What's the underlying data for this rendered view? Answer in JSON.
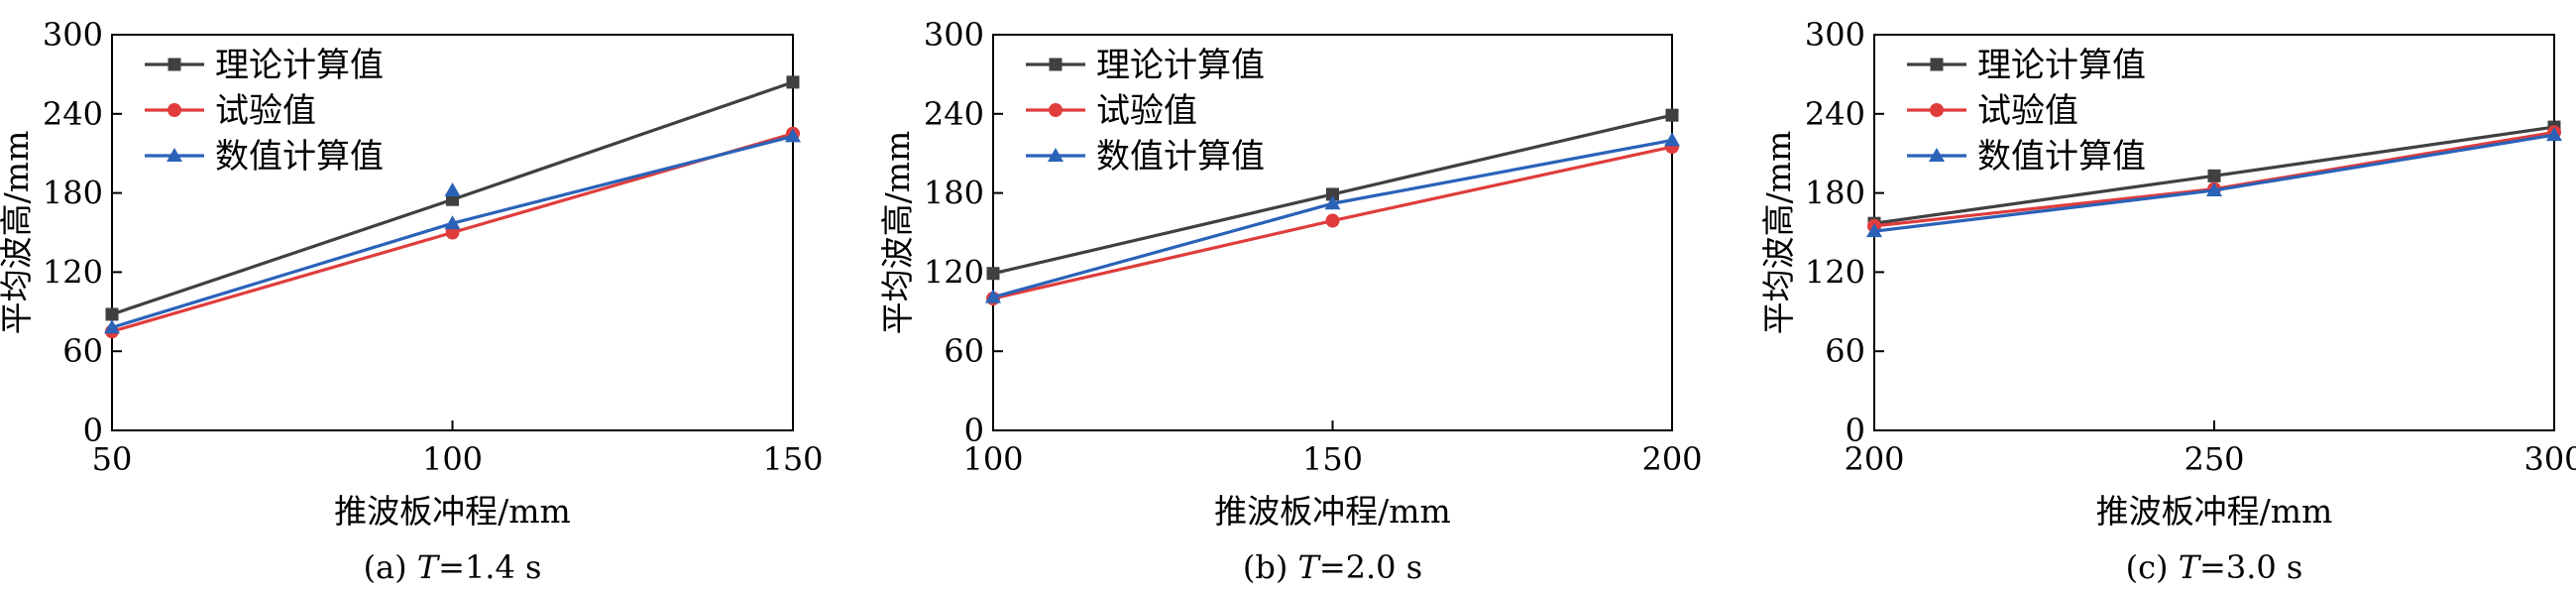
{
  "legend_labels": [
    "理论计算值",
    "试验值",
    "数值计算值"
  ],
  "series_colors": [
    "#404040",
    "#e03c3c",
    "#2a62b8"
  ],
  "series_markers": [
    "square",
    "circle",
    "triangle"
  ],
  "chart_data": [
    {
      "type": "line",
      "caption_prefix": "(a) ",
      "caption_var": "T",
      "caption_value": "=1.4 s",
      "xlabel": "推波板冲程/mm",
      "ylabel": "平均波高/mm",
      "x": [
        50,
        100,
        150
      ],
      "xlim": [
        50,
        150
      ],
      "ylim": [
        0,
        300
      ],
      "xticks": [
        50,
        100,
        150
      ],
      "yticks": [
        0,
        60,
        120,
        180,
        240,
        300
      ],
      "legend_position": "top-left",
      "grid": false,
      "series": [
        {
          "name": "理论计算值",
          "values": [
            88,
            175,
            264
          ]
        },
        {
          "name": "试验值",
          "values": [
            75,
            150,
            225
          ]
        },
        {
          "name": "数值计算值",
          "values": [
            78,
            157,
            223
          ]
        }
      ],
      "extra_marks": [
        {
          "series_index": 2,
          "x": 100,
          "y": 182
        }
      ]
    },
    {
      "type": "line",
      "caption_prefix": "(b) ",
      "caption_var": "T",
      "caption_value": "=2.0 s",
      "xlabel": "推波板冲程/mm",
      "ylabel": "平均波高/mm",
      "x": [
        100,
        150,
        200
      ],
      "xlim": [
        100,
        200
      ],
      "ylim": [
        0,
        300
      ],
      "xticks": [
        100,
        150,
        200
      ],
      "yticks": [
        0,
        60,
        120,
        180,
        240,
        300
      ],
      "legend_position": "top-left",
      "grid": false,
      "series": [
        {
          "name": "理论计算值",
          "values": [
            119,
            179,
            239
          ]
        },
        {
          "name": "试验值",
          "values": [
            100,
            159,
            215
          ]
        },
        {
          "name": "数值计算值",
          "values": [
            101,
            172,
            220
          ]
        }
      ],
      "extra_marks": []
    },
    {
      "type": "line",
      "caption_prefix": "(c) ",
      "caption_var": "T",
      "caption_value": "=3.0 s",
      "xlabel": "推波板冲程/mm",
      "ylabel": "平均波高/mm",
      "x": [
        200,
        250,
        300
      ],
      "xlim": [
        200,
        300
      ],
      "ylim": [
        0,
        300
      ],
      "xticks": [
        200,
        250,
        300
      ],
      "yticks": [
        0,
        60,
        120,
        180,
        240,
        300
      ],
      "legend_position": "top-left",
      "grid": false,
      "series": [
        {
          "name": "理论计算值",
          "values": [
            157,
            193,
            230
          ]
        },
        {
          "name": "试验值",
          "values": [
            155,
            183,
            226
          ]
        },
        {
          "name": "数值计算值",
          "values": [
            151,
            182,
            224
          ]
        }
      ],
      "extra_marks": []
    }
  ]
}
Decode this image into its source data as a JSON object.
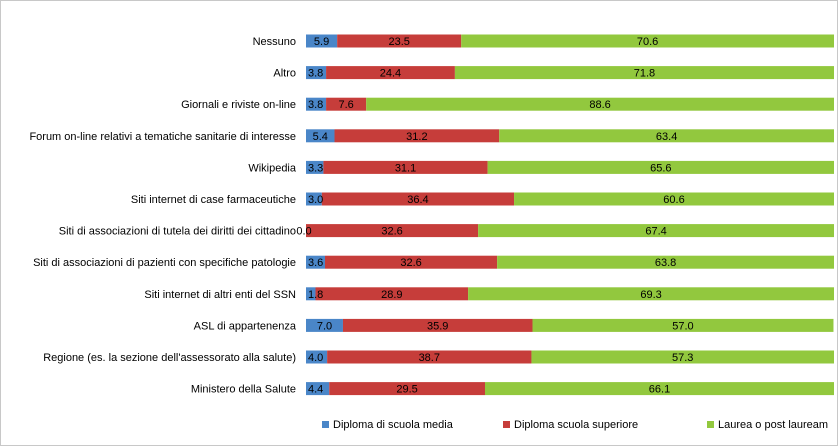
{
  "chart_data": {
    "type": "bar",
    "orientation": "horizontal",
    "stacked": "percent",
    "categories": [
      "Nessuno",
      "Altro",
      "Giornali e riviste on-line",
      "Forum on-line relativi a tematiche sanitarie di interesse",
      "Wikipedia",
      "Siti internet di case farmaceutiche",
      "Siti di associazioni di tutela dei diritti dei cittadino",
      "Siti di associazioni di pazienti con specifiche patologie",
      "Siti internet di altri enti del SSN",
      "ASL di appartenenza",
      "Regione (es. la sezione dell'assessorato alla salute)",
      "Ministero della Salute"
    ],
    "series": [
      {
        "name": "Diploma di scuola media",
        "color": "#4a86c8",
        "values": [
          5.9,
          3.8,
          3.8,
          5.4,
          3.3,
          3.0,
          0.0,
          3.6,
          1.8,
          7.0,
          4.0,
          4.4
        ],
        "labels": [
          "5.9",
          "3.8",
          "3.8",
          "5.4",
          "3.3",
          "3.0",
          "0.0",
          "3.6",
          "1.8",
          "7.0",
          "4.0",
          "4.4"
        ]
      },
      {
        "name": "Diploma scuola superiore",
        "color": "#c63d3a",
        "values": [
          23.5,
          24.4,
          7.6,
          31.2,
          31.1,
          36.4,
          32.6,
          32.6,
          28.9,
          35.9,
          38.7,
          29.5
        ],
        "labels": [
          "23.5",
          "24.4",
          "7.6",
          "31.2",
          "31.1",
          "36.4",
          "32.6",
          "32.6",
          "28.9",
          "35.9",
          "38.7",
          "29.5"
        ]
      },
      {
        "name": "Laurea o post lauream",
        "color": "#92c83e",
        "values": [
          70.6,
          71.8,
          88.6,
          63.4,
          65.6,
          60.6,
          67.4,
          63.8,
          69.3,
          57.0,
          57.3,
          66.1
        ],
        "labels": [
          "70.6",
          "71.8",
          "88.6",
          "63.4",
          "65.6",
          "60.6",
          "67.4",
          "63.8",
          "69.3",
          "57.0",
          "57.3",
          "66.1"
        ]
      }
    ],
    "xlim": [
      0,
      100
    ],
    "legend": "bottom",
    "grid": false
  }
}
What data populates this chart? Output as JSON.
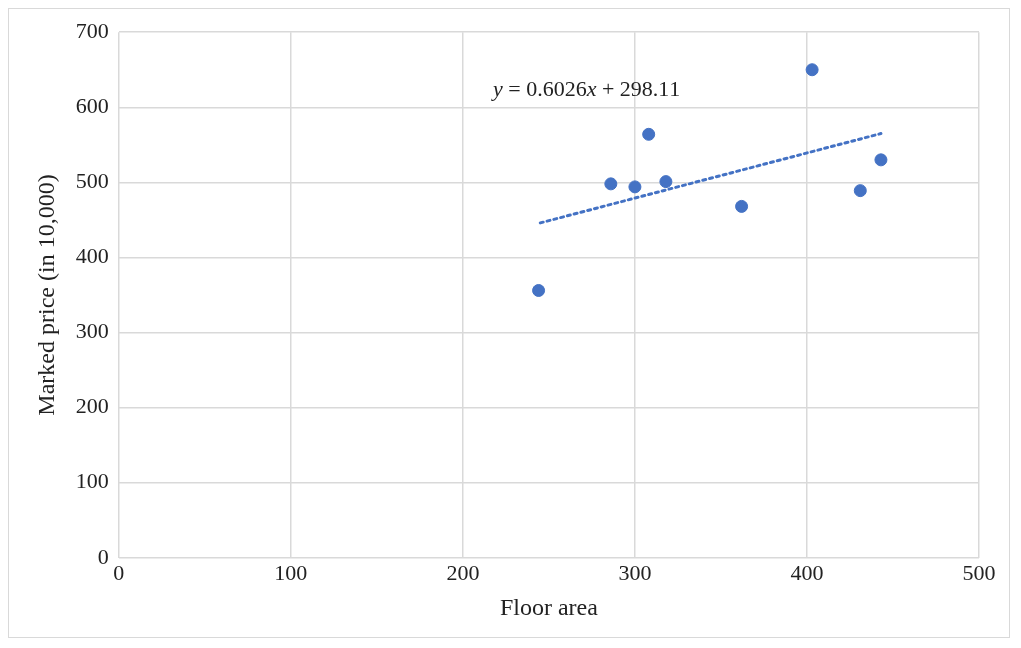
{
  "chart_data": {
    "type": "scatter",
    "xlabel": "Floor area",
    "ylabel": "Marked price (in 10,000)",
    "x": [
      244,
      286,
      300,
      308,
      318,
      362,
      403,
      431,
      443
    ],
    "series": [
      {
        "type": "scatter",
        "color": "#4472c4",
        "values": [
          356,
          498,
          494,
          564,
          501,
          468,
          650,
          489,
          530
        ]
      },
      {
        "type": "line",
        "color": "#4472c4",
        "line_style": "dotted",
        "marker": "none",
        "x": [
          245,
          443
        ],
        "values": [
          446,
          565
        ]
      }
    ],
    "annotations": [
      "y = 0.6026x + 298.11"
    ],
    "xlim": [
      0,
      500
    ],
    "xticks": [
      0,
      100,
      200,
      300,
      400,
      500
    ],
    "ylim": [
      0,
      700
    ],
    "yticks": [
      0,
      100,
      200,
      300,
      400,
      500,
      600,
      700
    ],
    "grid": true,
    "marker": "circle"
  }
}
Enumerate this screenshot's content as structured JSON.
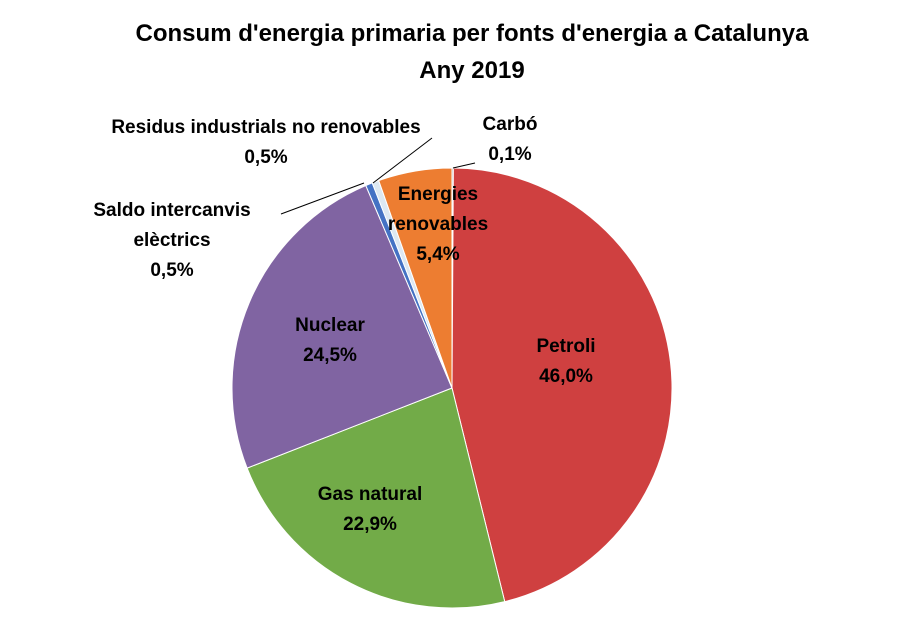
{
  "chart_data": {
    "type": "pie",
    "title": "Consum d'energia primaria per fonts d'energia a Catalunya",
    "subtitle": "Any 2019",
    "colors": {
      "Carbó": "#8c8c8c",
      "Petroli": "#cf4040",
      "Gas natural": "#72ab48",
      "Nuclear": "#8064a2",
      "Saldo intercanvis elèctrics": "#4472c4",
      "Residus industrials no renovables": "#dde8f2",
      "Energies renovables": "#ed7d31"
    },
    "slices": [
      {
        "name": "Carbó",
        "value": 0.1,
        "label_lines": [
          "Carbó"
        ],
        "value_label": "0,1%"
      },
      {
        "name": "Petroli",
        "value": 46.0,
        "label_lines": [
          "Petroli"
        ],
        "value_label": "46,0%"
      },
      {
        "name": "Gas natural",
        "value": 22.9,
        "label_lines": [
          "Gas natural"
        ],
        "value_label": "22,9%"
      },
      {
        "name": "Nuclear",
        "value": 24.5,
        "label_lines": [
          "Nuclear"
        ],
        "value_label": "24,5%"
      },
      {
        "name": "Saldo intercanvis elèctrics",
        "value": 0.5,
        "label_lines": [
          "Saldo intercanvis",
          "elèctrics"
        ],
        "value_label": "0,5%"
      },
      {
        "name": "Residus industrials no renovables",
        "value": 0.5,
        "label_lines": [
          "Residus industrials no renovables"
        ],
        "value_label": "0,5%"
      },
      {
        "name": "Energies renovables",
        "value": 5.4,
        "label_lines": [
          "Energies",
          "renovables"
        ],
        "value_label": "5,4%"
      }
    ]
  }
}
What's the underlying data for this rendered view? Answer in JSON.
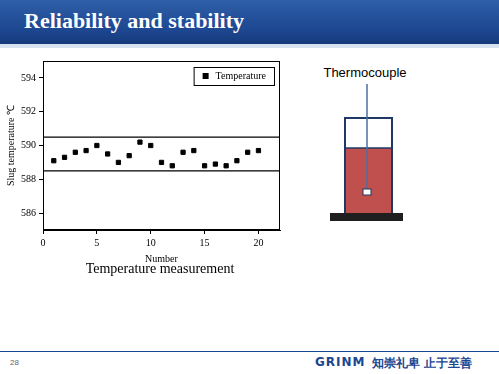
{
  "chart_data": {
    "type": "scatter",
    "x_label": "Number",
    "y_label": "Slug temperature ℃",
    "series": [
      {
        "name": "Temperature",
        "color": "#000000",
        "marker": "square",
        "x": [
          1,
          2,
          3,
          4,
          5,
          6,
          7,
          8,
          9,
          10,
          11,
          12,
          13,
          14,
          15,
          16,
          17,
          18,
          19,
          20
        ],
        "values": [
          589.1,
          589.3,
          589.6,
          589.7,
          590.0,
          589.5,
          589.0,
          589.4,
          590.2,
          590.0,
          589.0,
          588.8,
          589.6,
          589.7,
          588.8,
          588.9,
          588.8,
          589.1,
          589.6,
          589.7
        ]
      }
    ],
    "reference_lines": [
      {
        "y": 588.5,
        "color": "#000000"
      },
      {
        "y": 590.5,
        "color": "#000000"
      }
    ],
    "xlim": [
      0,
      22
    ],
    "xticks": [
      0,
      5,
      10,
      15,
      20
    ],
    "ylim": [
      585,
      595
    ],
    "yticks": [
      586,
      588,
      590,
      592,
      594
    ],
    "legend": "top-right",
    "grid": false
  },
  "slide": {
    "title": "Reliability and stability",
    "caption": "Temperature measurement",
    "diagram_label": "Thermocouple",
    "page_number": 28,
    "logo": "GRINM",
    "motto": "知崇礼卑 止于至善"
  }
}
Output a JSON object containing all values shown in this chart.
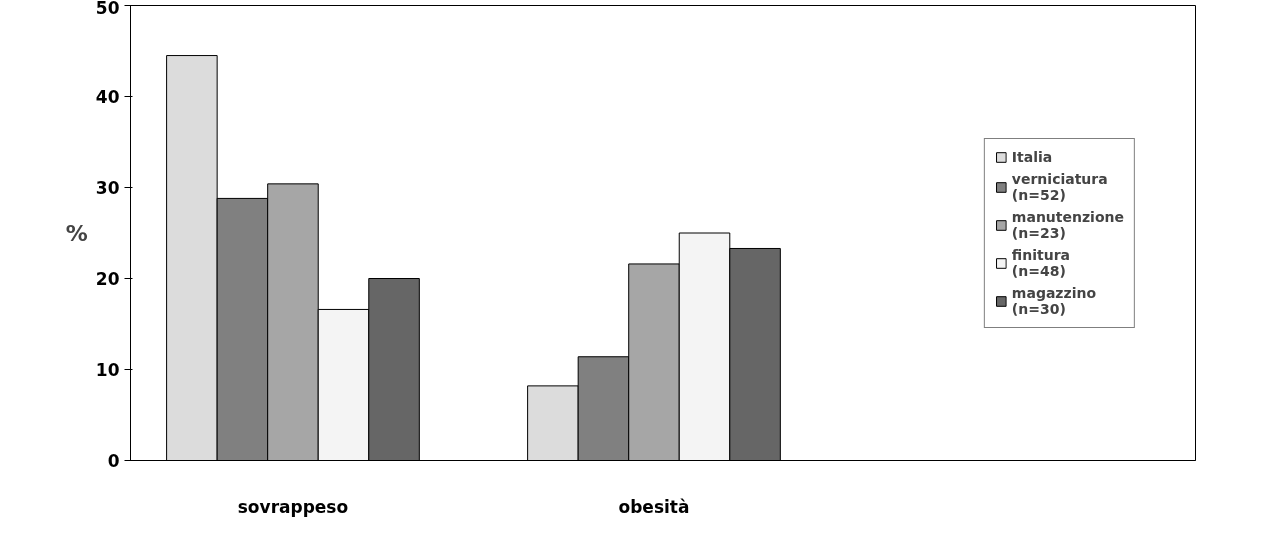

TASK REQUIREMENTS:
The word "Saldo" appears in how many lines of the data? Answer with only the number.

SOLUTION BELOW:
3